### Article
Fuel Injected Vehicles
Fuel Injection Basics
Fuel injected vehicles use a computer and sensing devices to sense and maintain the correct air/fuel ratio. One of the key sensing devices is the oxygen sensor. Fuel injected vehicles have one or more oxygen sensors installed in the exhaust stream. The computer extrapolates what the air/fuel ratio is based on the amount of oxygen in the exhaust, as reported by the oxygen sensor.
When a Hydrogen on demand device is installed, such as a hydroxy electrolyzer, the petroleum based fuel is burned more completely. One of the results of this is that there is more oxygen (and less unburned hydrocarbons) in the exhaust stream. This is a good thing, and is in fact, what we are trying to achieve. However, the computer will perceive this condition as a "too lean" air/fuel mix. In other words, what is now a desirable condition in the exhaust, will be interpreted as "not enough gas", and the computer will direct the fuel injectors to increase the amount of gas being pumped into the engine.
The result is that the oxygen sensor and computer prevent efficient combustion from occurring!
The oxygen sensor "tells" the computer what the oxygen content is by providing a voltage on it's signal wire between 0 and 1 volt. 450 millivolts (.45 volts) means that the fuel/air mixture is correct. Higher values means the mix is rich (has too much gas), and lower voltages means the mix is lean. By adding voltage to the sensor's output, we can compensate for the additional oxygen in the exhaust.
The Electronic Fuel Injection Enhancer (EFIE) does exactly this. It adds a floating voltage to the top of whatever the oxygen sensor is putting out. It has an adjustment that allows you to control, to within a few millivolts, the amount of this added voltage. This allows the computer to be unaware of the additional oxygen content of the exhaust, and the electrolyzer can now achieve it's full potential in fuel savings.

### Information shown
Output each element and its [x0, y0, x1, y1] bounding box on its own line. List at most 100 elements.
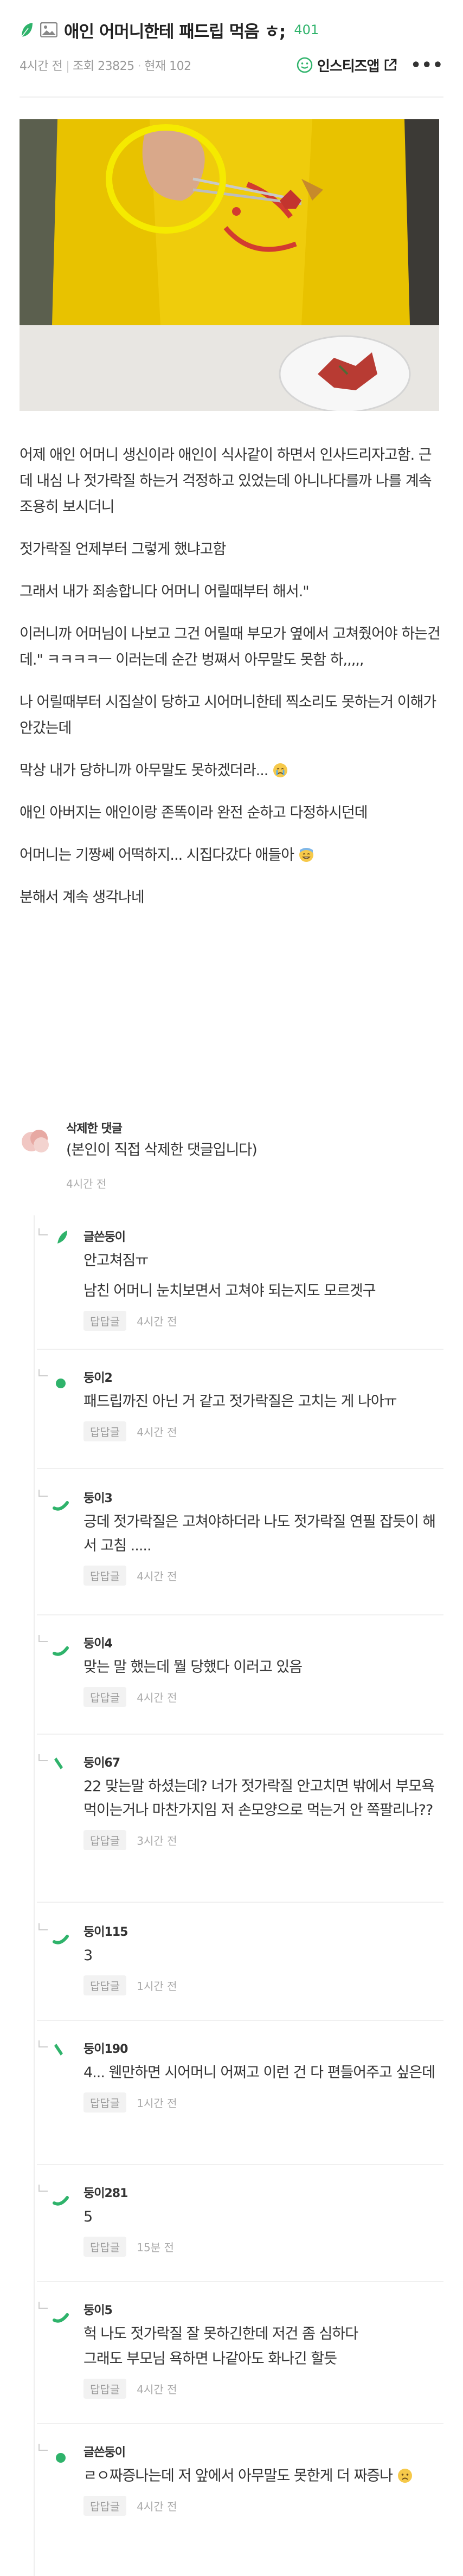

...

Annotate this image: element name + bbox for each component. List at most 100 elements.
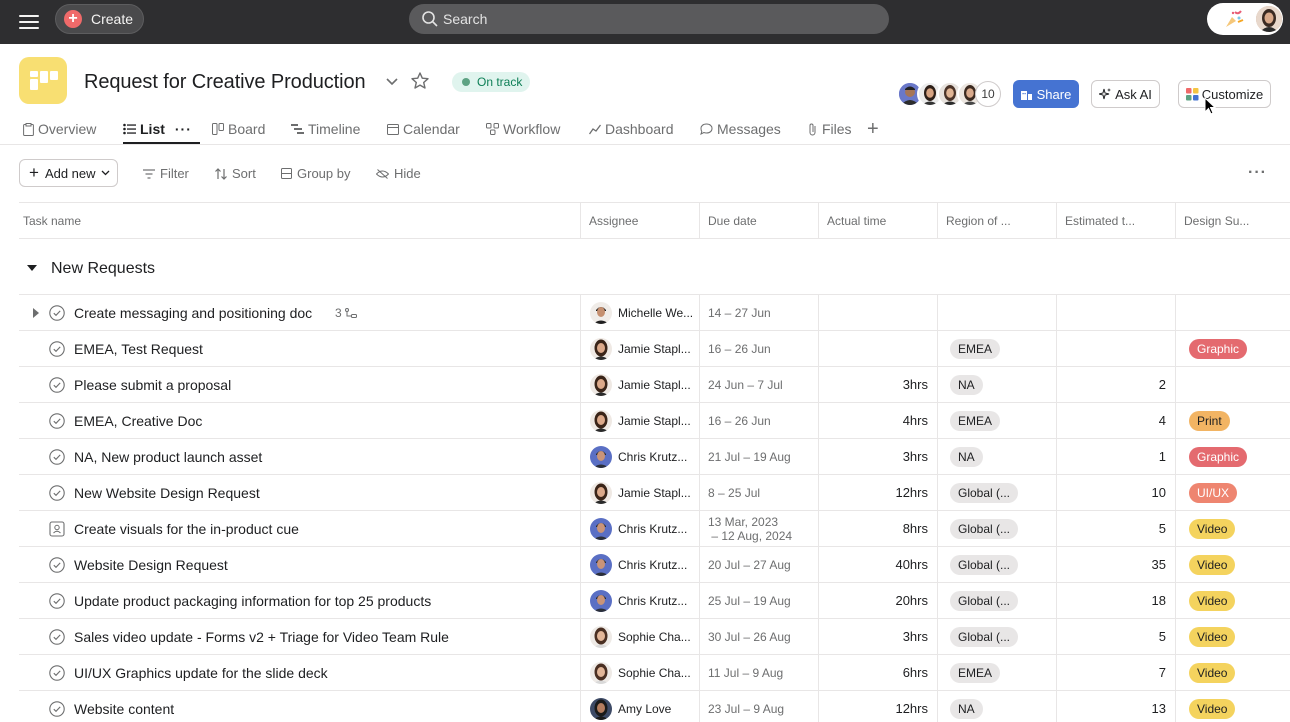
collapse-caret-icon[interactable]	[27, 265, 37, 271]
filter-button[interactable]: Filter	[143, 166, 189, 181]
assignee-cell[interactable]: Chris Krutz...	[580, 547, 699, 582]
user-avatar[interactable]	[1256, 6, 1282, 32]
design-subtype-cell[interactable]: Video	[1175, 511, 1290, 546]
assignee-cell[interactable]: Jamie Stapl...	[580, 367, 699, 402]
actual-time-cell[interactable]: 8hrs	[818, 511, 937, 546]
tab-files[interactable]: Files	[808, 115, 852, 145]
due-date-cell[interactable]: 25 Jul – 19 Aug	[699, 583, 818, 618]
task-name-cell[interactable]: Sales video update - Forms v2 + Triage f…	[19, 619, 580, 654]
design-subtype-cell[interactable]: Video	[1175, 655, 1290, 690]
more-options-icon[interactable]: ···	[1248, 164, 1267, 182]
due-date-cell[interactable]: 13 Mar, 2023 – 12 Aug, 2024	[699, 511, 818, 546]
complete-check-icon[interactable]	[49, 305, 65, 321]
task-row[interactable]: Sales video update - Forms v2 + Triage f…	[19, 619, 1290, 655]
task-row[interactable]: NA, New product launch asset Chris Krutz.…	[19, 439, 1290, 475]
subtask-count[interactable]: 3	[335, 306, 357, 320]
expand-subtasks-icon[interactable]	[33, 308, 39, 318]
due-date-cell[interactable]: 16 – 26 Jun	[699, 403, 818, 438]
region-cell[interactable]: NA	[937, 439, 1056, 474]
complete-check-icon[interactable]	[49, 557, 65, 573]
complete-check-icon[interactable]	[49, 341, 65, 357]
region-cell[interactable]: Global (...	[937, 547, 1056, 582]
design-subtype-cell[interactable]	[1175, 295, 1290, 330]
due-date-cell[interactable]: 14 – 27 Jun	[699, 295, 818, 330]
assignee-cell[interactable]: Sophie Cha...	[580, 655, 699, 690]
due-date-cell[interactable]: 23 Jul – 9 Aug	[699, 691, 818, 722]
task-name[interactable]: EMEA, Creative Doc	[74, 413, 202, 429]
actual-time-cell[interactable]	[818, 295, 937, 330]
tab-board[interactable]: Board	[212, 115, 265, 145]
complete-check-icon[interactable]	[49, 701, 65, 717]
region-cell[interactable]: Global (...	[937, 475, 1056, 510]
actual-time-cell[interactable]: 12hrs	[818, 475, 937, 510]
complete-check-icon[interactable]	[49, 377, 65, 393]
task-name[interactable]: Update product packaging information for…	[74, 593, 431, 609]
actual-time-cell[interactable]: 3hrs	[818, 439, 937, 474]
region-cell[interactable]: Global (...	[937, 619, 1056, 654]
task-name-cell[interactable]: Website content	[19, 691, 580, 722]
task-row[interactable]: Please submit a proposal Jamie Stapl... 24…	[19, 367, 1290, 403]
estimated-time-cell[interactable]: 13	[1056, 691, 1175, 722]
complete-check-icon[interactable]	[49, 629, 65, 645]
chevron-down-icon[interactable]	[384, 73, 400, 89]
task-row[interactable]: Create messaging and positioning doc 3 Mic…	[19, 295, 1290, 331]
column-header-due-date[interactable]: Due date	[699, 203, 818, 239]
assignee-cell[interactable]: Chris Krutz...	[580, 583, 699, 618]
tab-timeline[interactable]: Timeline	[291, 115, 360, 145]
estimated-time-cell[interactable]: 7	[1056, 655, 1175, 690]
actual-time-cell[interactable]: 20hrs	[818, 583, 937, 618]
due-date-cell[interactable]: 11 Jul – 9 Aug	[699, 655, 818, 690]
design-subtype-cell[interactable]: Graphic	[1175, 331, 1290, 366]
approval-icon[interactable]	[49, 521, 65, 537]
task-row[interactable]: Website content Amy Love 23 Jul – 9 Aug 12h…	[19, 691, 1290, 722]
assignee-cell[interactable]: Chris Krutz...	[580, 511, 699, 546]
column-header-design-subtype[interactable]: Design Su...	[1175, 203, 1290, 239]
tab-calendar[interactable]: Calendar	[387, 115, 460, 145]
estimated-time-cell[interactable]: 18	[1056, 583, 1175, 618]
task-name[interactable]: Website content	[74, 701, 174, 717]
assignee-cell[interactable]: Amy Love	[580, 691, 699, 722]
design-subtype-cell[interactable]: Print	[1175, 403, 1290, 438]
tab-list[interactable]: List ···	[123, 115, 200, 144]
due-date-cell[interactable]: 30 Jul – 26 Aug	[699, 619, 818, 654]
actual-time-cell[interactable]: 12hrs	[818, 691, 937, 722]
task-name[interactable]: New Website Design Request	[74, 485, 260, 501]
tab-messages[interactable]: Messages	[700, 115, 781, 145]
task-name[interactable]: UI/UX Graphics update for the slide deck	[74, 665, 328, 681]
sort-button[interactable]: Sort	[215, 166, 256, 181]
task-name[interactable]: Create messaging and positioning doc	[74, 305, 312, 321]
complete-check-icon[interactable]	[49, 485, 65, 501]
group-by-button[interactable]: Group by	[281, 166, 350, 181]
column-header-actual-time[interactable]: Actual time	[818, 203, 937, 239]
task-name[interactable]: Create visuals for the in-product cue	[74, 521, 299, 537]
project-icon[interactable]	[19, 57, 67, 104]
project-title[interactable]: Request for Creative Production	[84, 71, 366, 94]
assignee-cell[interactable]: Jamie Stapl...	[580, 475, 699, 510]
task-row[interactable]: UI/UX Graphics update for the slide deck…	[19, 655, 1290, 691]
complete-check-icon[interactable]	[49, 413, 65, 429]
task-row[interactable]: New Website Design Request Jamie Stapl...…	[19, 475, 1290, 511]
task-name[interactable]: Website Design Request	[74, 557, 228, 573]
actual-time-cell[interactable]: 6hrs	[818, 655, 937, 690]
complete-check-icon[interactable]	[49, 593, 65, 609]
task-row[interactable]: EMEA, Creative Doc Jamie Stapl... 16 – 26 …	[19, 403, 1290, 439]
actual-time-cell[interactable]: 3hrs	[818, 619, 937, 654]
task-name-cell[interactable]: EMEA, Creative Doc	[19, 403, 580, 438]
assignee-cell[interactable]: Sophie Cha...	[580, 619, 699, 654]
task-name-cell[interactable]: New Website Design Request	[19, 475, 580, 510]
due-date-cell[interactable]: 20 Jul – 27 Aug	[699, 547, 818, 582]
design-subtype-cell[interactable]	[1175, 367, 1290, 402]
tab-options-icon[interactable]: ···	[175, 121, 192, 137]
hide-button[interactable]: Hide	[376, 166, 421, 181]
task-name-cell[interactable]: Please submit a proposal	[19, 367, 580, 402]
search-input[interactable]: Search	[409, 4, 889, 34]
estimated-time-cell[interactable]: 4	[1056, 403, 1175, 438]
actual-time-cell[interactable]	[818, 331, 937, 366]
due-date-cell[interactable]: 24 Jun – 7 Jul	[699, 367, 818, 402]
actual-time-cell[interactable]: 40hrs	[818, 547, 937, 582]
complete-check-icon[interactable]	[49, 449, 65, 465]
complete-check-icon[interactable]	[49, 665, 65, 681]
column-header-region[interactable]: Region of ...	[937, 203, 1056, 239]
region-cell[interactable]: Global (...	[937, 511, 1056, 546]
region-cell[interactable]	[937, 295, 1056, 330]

### Short exercise A
In the records, could you copy out the part that opens with the line containing "Annotate this image: element" and closes with the line containing "511, 937, 546]", both ends included, keeping each line unchanged and omitting the pictures?
### Short exercise B
Continue the article on fuel injection and the oxygen sensor from its last sentence.

### Written answer A
Annotate this image: element name + bbox for each component. List at most 100 elements.
collapse-caret-icon[interactable]	[27, 265, 37, 271]
filter-button[interactable]: Filter	[143, 166, 189, 181]
assignee-cell[interactable]: Chris Krutz...	[580, 547, 699, 582]
user-avatar[interactable]	[1256, 6, 1282, 32]
design-subtype-cell[interactable]: Video	[1175, 511, 1290, 546]
assignee-cell[interactable]: Jamie Stapl...	[580, 367, 699, 402]
actual-time-cell[interactable]: 8hrs	[818, 511, 937, 546]

### Written answer B
Most cars have oxygen sensors both before and after the catalytic converter. The ones downstream from the converter do not need to be treated. Their data is used to determine when the converter has gone bad, but are not used in the air/fuel calculations. EFIEs are only needed for all upstream oxygen sensors.
If you are purchasing an HHO generator for a fuel injected vehicle, go to www.fuelsaver-mpg.com
We at HHO2u
want your Hydrogen on Demand projects to be successful fuel saving devices and are here to help any way we can.
Important Information For HHO Dry Cell Install
There have been quite a few breakthroughs recently at www.fuelsaver-mpg.com, and quite a few more will be coming up soon. The leading experts in HHO and Hydrogen on demand electronics have many new products, and we at hho 2u have learned quite a few new things in recent months.
FuelSaver-MPG Inc. has worked hard for years to create devices and technologly that will make the end users more successful when installing HHO Drycells or other Hydrogen on demand systems.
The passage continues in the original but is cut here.